→ EXERCISE PROMPT
Your task is to give the number of lines in the listing that include "trav", and nothing else.

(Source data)
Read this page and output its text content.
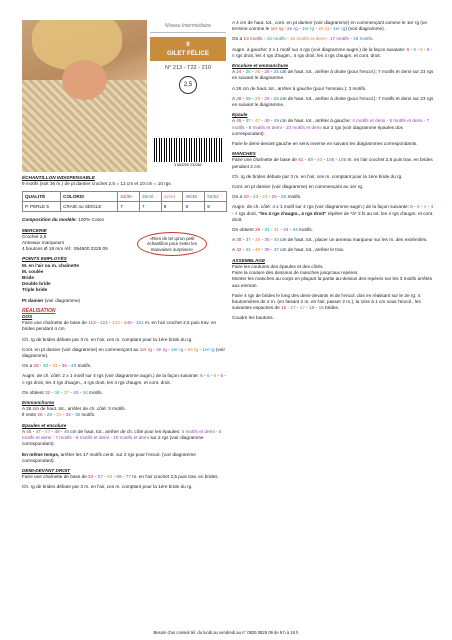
Niveau Intermédiaire
9
GILET FÉLICE
N° 213 - T22 - 210
2,5
3 663250 232362
«Rien de tel qu'un petit échantillon pour éviter les mauvaises surprises»
ÉCHANTILLON INDISPENSABLE

9 motifs (soit 36 m.) de pt damier crochet 2,5 = 12 cm et 10 cm = 10 rgs

QUALITÉ	COLORIS	34/36	38/40	42/44	46/48	50/52
P. PERLE 5	CRAIE ou SEIGLE	7	7	8	8	9

Composition du modèle: 100% Coton

MERCERIE
Crochet 2,5
Anneaux marqueurs

4 boutons Ø 18 mm réf.: 054600 2225 09

POINTS EMPLOYÉS
M. en l'air ou m. chaînette
M. coulée
Bride
Double bride
Triple bride

Pt damier (voir diagramme)

RÉALISATION
DOS

Faire une chaînette de base de 113 - 121 - 133 - 145 - 161 m. en l'air crochet 2,5 puis trav. en brides pendant 4 cm.

Ch. rg de brides débute par 3 m. en l'air, ces m. comptant pour la 1ère bride du rg.

Cont. en pt damier (voir diagramme) en commençant au 1er rg - 2e rg - 1er rg - 2e rg - 1er rg (voir diagramme).

On a 28 - 30 - 33 - 36 - 40 motifs.

Augm. de ch. côté: 2 x 1 motif sur 4 rgs (voir diagramme augm.) de la façon suivante: 6 - 6 - 6 - 6 - 6 rgs droit, les 4 rgs d'augm., 4 rgs droit, les 4 rgs d'augm. et cont. droit.

On obtient 32 - 34 - 37 - 40 - 44 motifs.

Emmanchures
A 26 cm de haut. tot., arrêter de ch. côté: 3 motifs.

Il reste 26 - 28 - 31 - 34 - 38 motifs.

Epaules et encolure

A 45 - 47 - 47 - 49 - 49 cm de haut. tot., arrêter de ch. côté pour les épaules: 4 motifs et demi - 5 motifs et demi - 7 motifs - 8 motifs et demi - 10 motifs et demi sur 2 rgs (voir diagramme correspondant).

En même temps, arrêter les 17 motifs centr. sur 2 rgs pour l'encol. (voir diagramme correspondant).

DEMI-DEVANT DROIT

Faire une chaînette de base de 53 - 57 - 63 - 69 - 77 m. en l'air crochet 2,5 puis trav. en brides.

Ch. rg de brides débute par 3 m. en l'air, ces m. comptant pour la 1ère bride du rg.

A 4 cm de haut. tot., cont. en pt damier (voir diagramme) en commençant comme le 1er rg (on termine comme le 1er rg - 2e rg - 1er rg - 2e rg - 1er rg) (voir diagramme).

On a 13 motifs - 14 motifs - 15 motifs et demi - 17 motifs - 19 motifs.

Augm. à gauche: 2 x 1 motif sur 4 rgs (voir diagramme augm.) de la façon suivante: 6 - 6 - 6 - 6 - 6 rgs droit, les 4 rgs d'augm., 4 rgs droit, les 4 rgs d'augm. et cont. droit.

Encolure et emmanchure

A 24 - 26 - 26 - 26 - 26 cm de haut. tot., arrêter à droite (pour l'encol.): 7 motifs et demi sur 23 rgs en suivant le diagramme.

A 26 cm de haut. tot., arrêter à gauche (pour l'emman.): 3 motifs.

A 28 - 28 - 26 - 26 - 26 cm de haut. tot., arrêter à droite (pour l'encol.): 7 motifs et demi sur 23 rgs en suivant le diagramme.

Epaule

A 45 - 47 - 47 - 49 - 49 cm de haut. tot., arrêter à gauche: 4 motifs et demi - 5 motifs et demi - 7 motifs - 8 motifs et demi - 10 motifs et demi sur 2 rgs (voir diagramme épaules dos correspondant).

Faire le demi-devant gauche en sens inverse en suivant les diagrammes correspondants.

MANCHES

Faire une chaînette de base de 81 - 89 - 93 - 105 - 105 m. en l'air crochet 2,5 puis trav. en brides pendant 2 cm.

Ch. rg de brides débute par 3 m. en l'air, ces m. comptant pour la 1ère bride du rg.

Cont. en pt damier (voir diagramme) en commençant au 1er rg.

On a 20 - 23 - 23 - 26 - 26 motifs.

Augm. de ch. côté: 4 x 1 motif sur 4 rgs (voir diagramme augm.) de la façon suivante: 6 - 6 - 4 - 4 - 4 rgs droit, "les 4 rgs d'augm., 4 rgs droit" répéter de *à* 3 fs au tot. les 4 rgs d'augm. et cont. droit.

On obtient 28 - 31 - 31 - 34 - 34 motifs.

A 38 - 37 - 36 - 35 - 34 cm de haut. tot., placer un anneau marqueur sur les m. des extrémités.

A 42 - 41 - 40 - 39 - 37 cm de haut. tot., arrêter le trav.

ASSEMBLAGE
Faire les coutures des épaules et des côtés.
Faire la couture des dessous de manches jusqu'aux repères.

Monter les manches au corps en plaçant la partie au-dessus des repères sur les 3 motifs arrêtés aux emman.

Faire 4 rgs de brides le long des demi-devants et de l'encol. dos en réalisant sur le 2e rg: 4 boutonnières de 2 m. (en faisant 2 m. en l'air, passer 2 m.), la 1ère à 1 cm sous l'encol., les suivantes espacées de 15 - 17 - 17 - 19 - 19 brides.

Coudre les boutons.
Besoin d'un conseil tél. du lundi au vendredi au n° 0825 0825 09 de 9 h à 18 h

→ RESPONSE BELOW
4